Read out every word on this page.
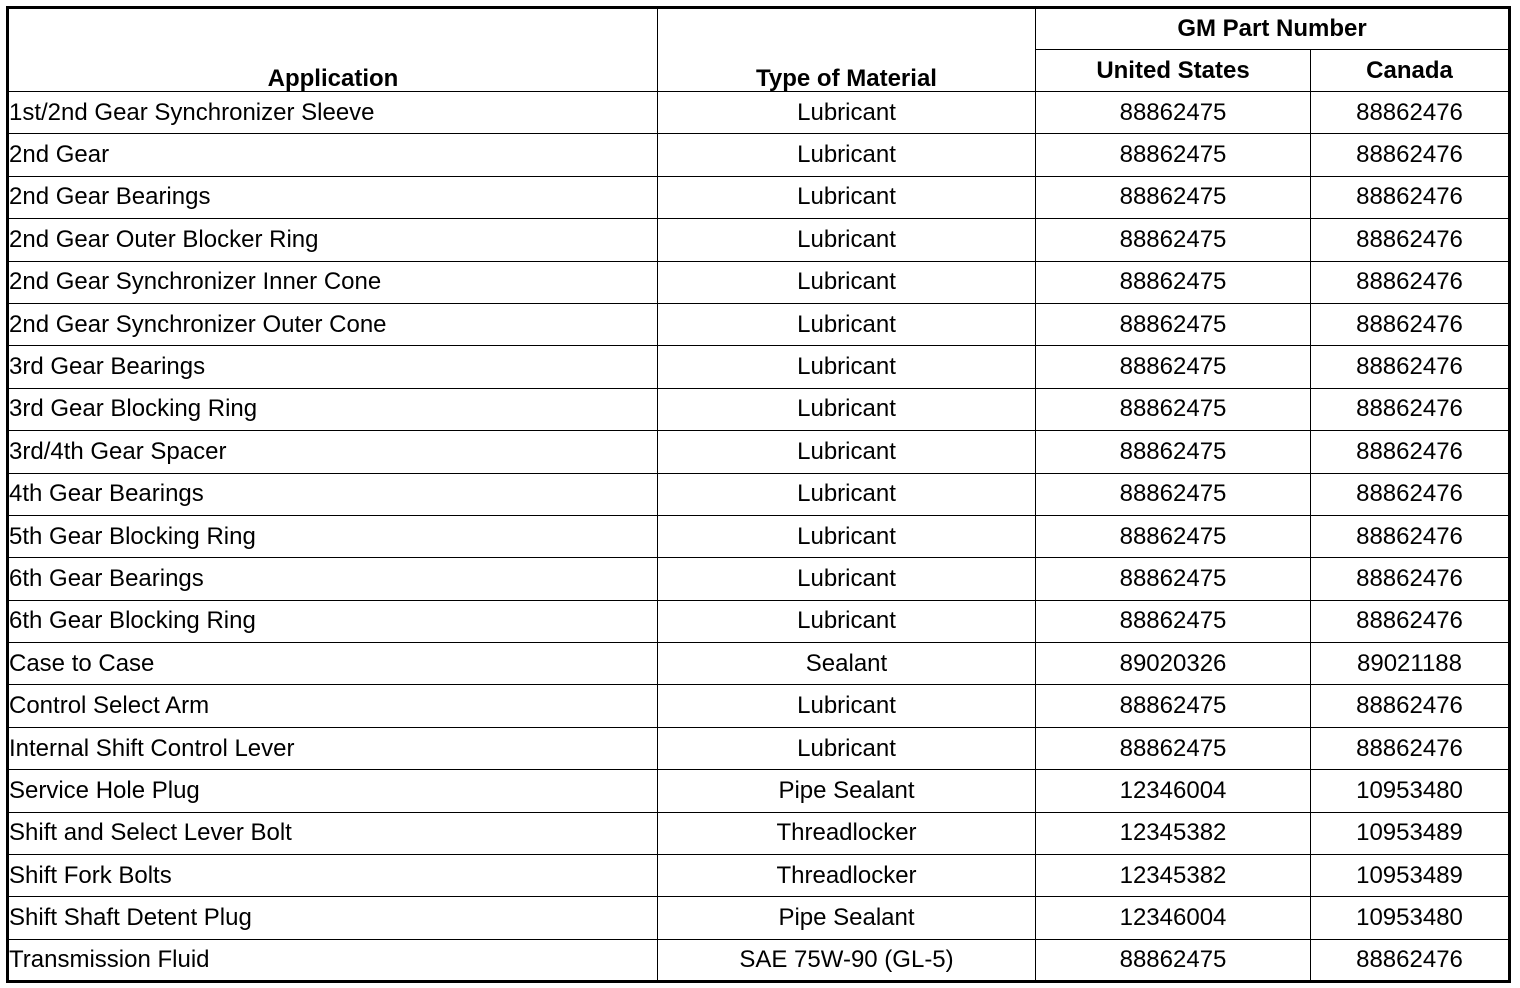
Application	Type of Material	GM Part Number	
		United States	Canada
1st/2nd Gear Synchronizer Sleeve	Lubricant	88862475	88862476
2nd Gear	Lubricant	88862475	88862476
2nd Gear Bearings	Lubricant	88862475	88862476
2nd Gear Outer Blocker Ring	Lubricant	88862475	88862476
2nd Gear Synchronizer Inner Cone	Lubricant	88862475	88862476
2nd Gear Synchronizer Outer Cone	Lubricant	88862475	88862476
3rd Gear Bearings	Lubricant	88862475	88862476
3rd Gear Blocking Ring	Lubricant	88862475	88862476
3rd/4th Gear Spacer	Lubricant	88862475	88862476
4th Gear Bearings	Lubricant	88862475	88862476
5th Gear Blocking Ring	Lubricant	88862475	88862476
6th Gear Bearings	Lubricant	88862475	88862476
6th Gear Blocking Ring	Lubricant	88862475	88862476
Case to Case	Sealant	89020326	89021188
Control Select Arm	Lubricant	88862475	88862476
Internal Shift Control Lever	Lubricant	88862475	88862476
Service Hole Plug	Pipe Sealant	12346004	10953480
Shift and Select Lever Bolt	Threadlocker	12345382	10953489
Shift Fork Bolts	Threadlocker	12345382	10953489
Shift Shaft Detent Plug	Pipe Sealant	12346004	10953480
Transmission Fluid	SAE 75W-90 (GL-5)	88862475	88862476
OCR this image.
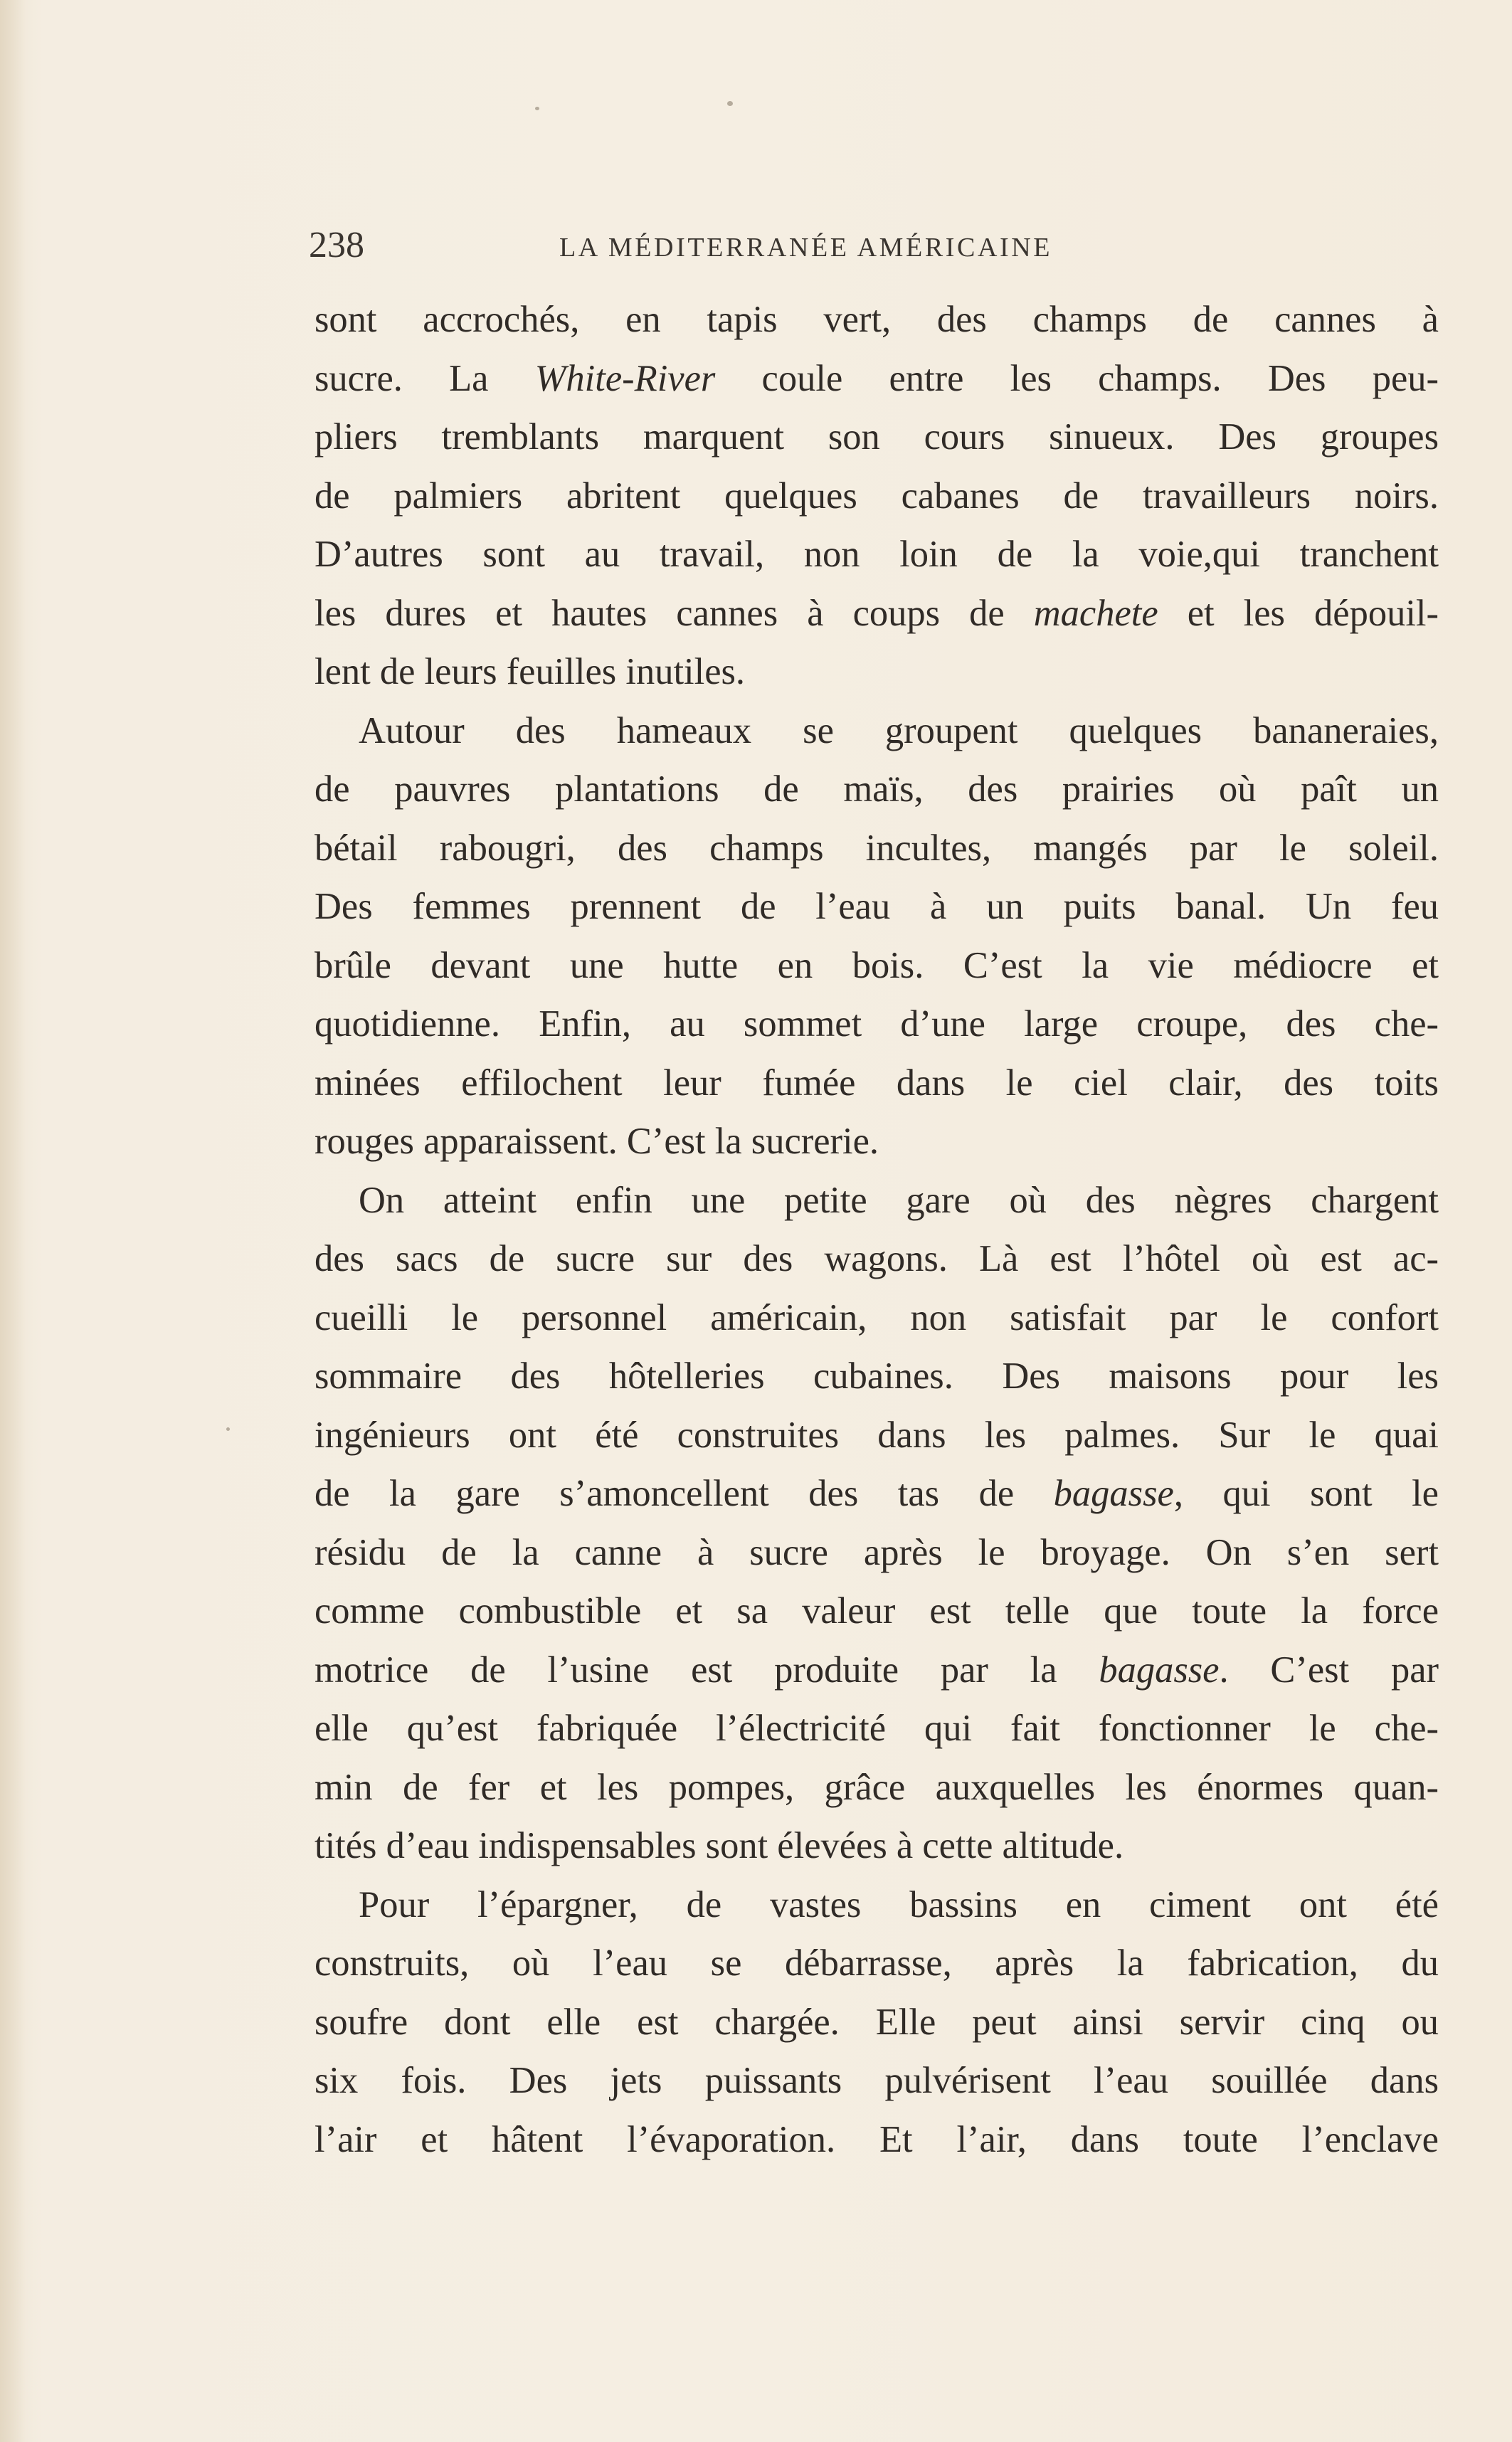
238	LA MÉDITERRANÉE AMÉRICAINE
sont accrochés, en tapis vert, des champs de cannes à
sucre. La White-River coule entre les champs. Des peu-
pliers tremblants marquent son cours sinueux. Des groupes
de palmiers abritent quelques cabanes de travailleurs noirs.
D’autres sont au travail, non loin de la voie,qui tranchent
les dures et hautes cannes à coups de machete et les dépouil-
lent de leurs feuilles inutiles.
Autour des hameaux se groupent quelques bananeraies,
de pauvres plantations de maïs, des prairies où paît un
bétail rabougri, des champs incultes, mangés par le soleil.
Des femmes prennent de l’eau à un puits banal. Un feu
brûle devant une hutte en bois. C’est la vie médiocre et
quotidienne. Enfin, au sommet d’une large croupe, des che-
minées effilochent leur fumée dans le ciel clair, des toits
rouges apparaissent. C’est la sucrerie.
On atteint enfin une petite gare où des nègres chargent
des sacs de sucre sur des wagons. Là est l’hôtel où est ac-
cueilli le personnel américain, non satisfait par le confort
sommaire des hôtelleries cubaines. Des maisons pour les
ingénieurs ont été construites dans les palmes. Sur le quai
de la gare s’amoncellent des tas de bagasse, qui sont le
résidu de la canne à sucre après le broyage. On s’en sert
comme combustible et sa valeur est telle que toute la force
motrice de l’usine est produite par la bagasse. C’est par
elle qu’est fabriquée l’électricité qui fait fonctionner le che-
min de fer et les pompes, grâce auxquelles les énormes quan-
tités d’eau indispensables sont élevées à cette altitude.
Pour l’épargner, de vastes bassins en ciment ont été
construits, où l’eau se débarrasse, après la fabrication, du
soufre dont elle est chargée. Elle peut ainsi servir cinq ou
six fois. Des jets puissants pulvérisent l’eau souillée dans
l’air et hâtent l’évaporation. Et l’air, dans toute l’enclave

What to produce
Go through the entries above and copy every line containing "champs".

Response
sont accrochés, en tapis vert, des champs de cannes à
sucre. La White-River coule entre les champs. Des peu-
bétail rabougri, des champs incultes, mangés par le soleil.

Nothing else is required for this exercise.